Start of WORKING DATA

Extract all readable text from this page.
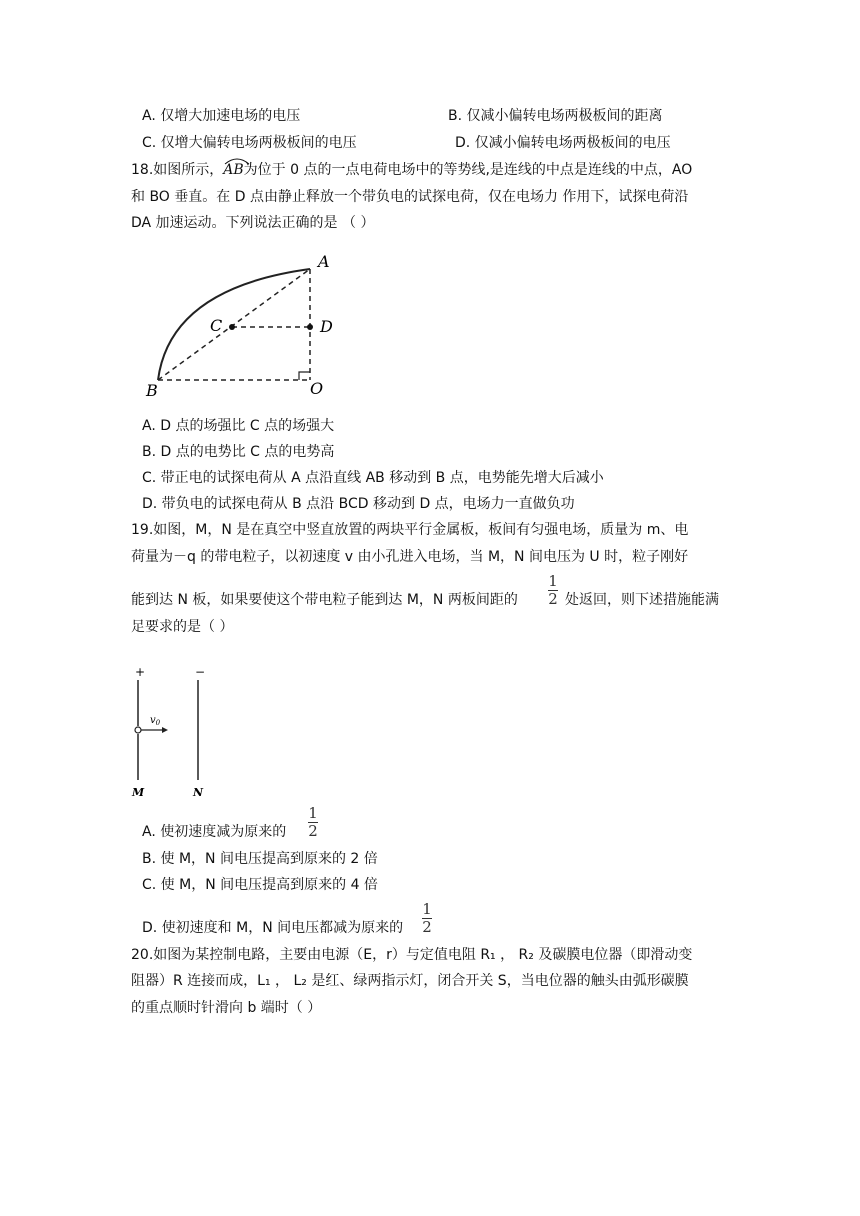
A. 仅增大加速电场的电压	B. 仅减小偏转电场两极板间的距离
C. 仅增大偏转电场两极板间的电压	D. 仅减小偏转电场两极板间的电压
18.如图所示，AB
为位于 0 点的一点电荷电场中的等势线,是连线的中点是连线的中点，AO
和 BO 垂直。在 D 点由静止释放一个带负电的试探电荷，仅在电场力 作用下，试探电荷沿
DA 加速运动。下列说法正确的是 （ ）
A
B
C	D
O
A. D 点的场强比 C 点的场强大
B. D 点的电势比 C 点的电势高
C. 带正电的试探电荷从 A 点沿直线 AB 移动到 B 点，电势能先增大后减小
D. 带负电的试探电荷从 B 点沿 BCD 移动到 D 点，电场力一直做负功
19.如图，M，N 是在真空中竖直放置的两块平行金属板，板间有匀强电场，质量为 m、电
荷量为－q 的带电粒子，以初速度 v 由小孔进入电场，当 M，N 间电压为 U 时，粒子刚好
能到达 N 板，如果要使这个带电粒子能到达 M，N 两板间距的
1
2 处返回，则下述措施能满
足要求的是（ ）
+	−
$v_0$
M	N
A. 使初速度减为原来的
1
2
B. 使 M，N 间电压提高到原来的 2 倍
C. 使 M，N 间电压提高到原来的 4 倍
D. 使初速度和 M，N 间电压都减为原来的
1
2
20.如图为某控制电路，主要由电源（E，r）与定值电阻 R₁ ， R₂ 及碳膜电位器（即滑动变
阻器）R 连接而成，L₁ ， L₂ 是红、绿两指示灯，闭合开关 S，当电位器的触头由弧形碳膜
的重点顺时针滑向 b 端时（ ）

End of WORKING DATA

Find the lines containing "间电压提高到原来的" and list every one of them.

B. 使 M，N 间电压提高到原来的 2 倍
C. 使 M，N 间电压提高到原来的 4 倍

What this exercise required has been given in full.